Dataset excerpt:
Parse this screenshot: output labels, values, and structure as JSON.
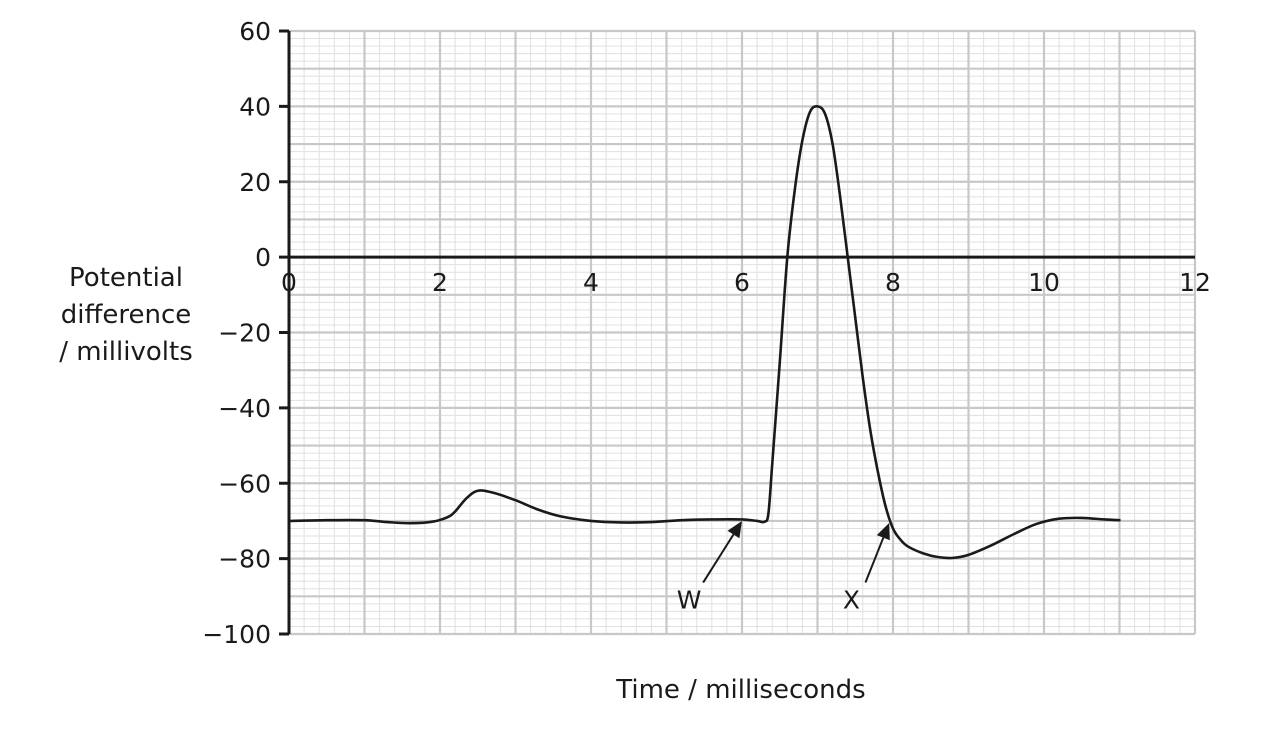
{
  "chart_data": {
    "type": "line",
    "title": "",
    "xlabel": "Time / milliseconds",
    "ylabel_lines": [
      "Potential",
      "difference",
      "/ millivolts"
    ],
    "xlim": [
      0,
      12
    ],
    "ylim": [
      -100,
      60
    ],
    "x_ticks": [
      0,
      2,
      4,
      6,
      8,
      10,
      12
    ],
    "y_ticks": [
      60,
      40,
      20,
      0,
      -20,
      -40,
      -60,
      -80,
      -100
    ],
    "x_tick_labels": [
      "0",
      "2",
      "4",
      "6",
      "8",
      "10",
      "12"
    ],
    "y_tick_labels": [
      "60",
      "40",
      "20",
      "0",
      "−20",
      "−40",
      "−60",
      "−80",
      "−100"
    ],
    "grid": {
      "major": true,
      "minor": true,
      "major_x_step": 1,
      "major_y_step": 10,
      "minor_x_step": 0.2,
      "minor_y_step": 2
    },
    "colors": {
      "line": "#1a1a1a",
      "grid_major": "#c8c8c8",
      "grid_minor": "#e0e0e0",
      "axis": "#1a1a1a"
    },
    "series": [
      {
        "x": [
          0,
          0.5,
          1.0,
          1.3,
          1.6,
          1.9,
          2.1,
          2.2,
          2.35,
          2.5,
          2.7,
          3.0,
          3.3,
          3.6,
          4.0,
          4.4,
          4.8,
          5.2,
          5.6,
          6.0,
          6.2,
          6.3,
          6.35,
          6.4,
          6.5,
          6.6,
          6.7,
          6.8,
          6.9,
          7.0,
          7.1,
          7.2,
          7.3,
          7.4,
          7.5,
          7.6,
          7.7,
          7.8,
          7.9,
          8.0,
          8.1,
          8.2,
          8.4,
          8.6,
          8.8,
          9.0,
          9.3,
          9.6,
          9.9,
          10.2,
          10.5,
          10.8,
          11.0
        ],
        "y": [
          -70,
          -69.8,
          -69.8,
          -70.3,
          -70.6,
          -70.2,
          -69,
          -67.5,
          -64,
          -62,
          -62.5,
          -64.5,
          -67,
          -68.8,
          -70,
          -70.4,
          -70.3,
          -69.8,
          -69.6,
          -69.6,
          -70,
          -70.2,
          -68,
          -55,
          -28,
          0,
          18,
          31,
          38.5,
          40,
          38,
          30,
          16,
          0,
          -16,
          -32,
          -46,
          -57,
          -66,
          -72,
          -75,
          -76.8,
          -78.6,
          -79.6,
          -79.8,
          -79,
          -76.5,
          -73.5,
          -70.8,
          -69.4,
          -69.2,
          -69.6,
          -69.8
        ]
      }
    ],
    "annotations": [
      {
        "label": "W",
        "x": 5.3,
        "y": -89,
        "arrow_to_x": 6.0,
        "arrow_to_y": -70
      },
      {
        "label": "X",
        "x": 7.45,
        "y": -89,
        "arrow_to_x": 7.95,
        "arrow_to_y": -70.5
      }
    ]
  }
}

■ **DIRECTIVE**
Extract every line of the data exactly; pictures stay out.

■ **ANSWER TO THIS EXERCISE**
Parse this screenshot: output labels, values, and structure as JSON.
{
  "chart_data": {
    "type": "line",
    "title": "",
    "xlabel": "Time / milliseconds",
    "ylabel_lines": [
      "Potential",
      "difference",
      "/ millivolts"
    ],
    "xlim": [
      0,
      12
    ],
    "ylim": [
      -100,
      60
    ],
    "x_ticks": [
      0,
      2,
      4,
      6,
      8,
      10,
      12
    ],
    "y_ticks": [
      60,
      40,
      20,
      0,
      -20,
      -40,
      -60,
      -80,
      -100
    ],
    "x_tick_labels": [
      "0",
      "2",
      "4",
      "6",
      "8",
      "10",
      "12"
    ],
    "y_tick_labels": [
      "60",
      "40",
      "20",
      "0",
      "−20",
      "−40",
      "−60",
      "−80",
      "−100"
    ],
    "grid": {
      "major": true,
      "minor": true,
      "major_x_step": 1,
      "major_y_step": 10,
      "minor_x_step": 0.2,
      "minor_y_step": 2
    },
    "colors": {
      "line": "#1a1a1a",
      "grid_major": "#c8c8c8",
      "grid_minor": "#e0e0e0",
      "axis": "#1a1a1a"
    },
    "series": [
      {
        "x": [
          0,
          0.5,
          1.0,
          1.3,
          1.6,
          1.9,
          2.1,
          2.2,
          2.35,
          2.5,
          2.7,
          3.0,
          3.3,
          3.6,
          4.0,
          4.4,
          4.8,
          5.2,
          5.6,
          6.0,
          6.2,
          6.3,
          6.35,
          6.4,
          6.5,
          6.6,
          6.7,
          6.8,
          6.9,
          7.0,
          7.1,
          7.2,
          7.3,
          7.4,
          7.5,
          7.6,
          7.7,
          7.8,
          7.9,
          8.0,
          8.1,
          8.2,
          8.4,
          8.6,
          8.8,
          9.0,
          9.3,
          9.6,
          9.9,
          10.2,
          10.5,
          10.8,
          11.0
        ],
        "y": [
          -70,
          -69.8,
          -69.8,
          -70.3,
          -70.6,
          -70.2,
          -69,
          -67.5,
          -64,
          -62,
          -62.5,
          -64.5,
          -67,
          -68.8,
          -70,
          -70.4,
          -70.3,
          -69.8,
          -69.6,
          -69.6,
          -70,
          -70.2,
          -68,
          -55,
          -28,
          0,
          18,
          31,
          38.5,
          40,
          38,
          30,
          16,
          0,
          -16,
          -32,
          -46,
          -57,
          -66,
          -72,
          -75,
          -76.8,
          -78.6,
          -79.6,
          -79.8,
          -79,
          -76.5,
          -73.5,
          -70.8,
          -69.4,
          -69.2,
          -69.6,
          -69.8
        ]
      }
    ],
    "annotations": [
      {
        "label": "W",
        "x": 5.3,
        "y": -89,
        "arrow_to_x": 6.0,
        "arrow_to_y": -70
      },
      {
        "label": "X",
        "x": 7.45,
        "y": -89,
        "arrow_to_x": 7.95,
        "arrow_to_y": -70.5
      }
    ]
  }
}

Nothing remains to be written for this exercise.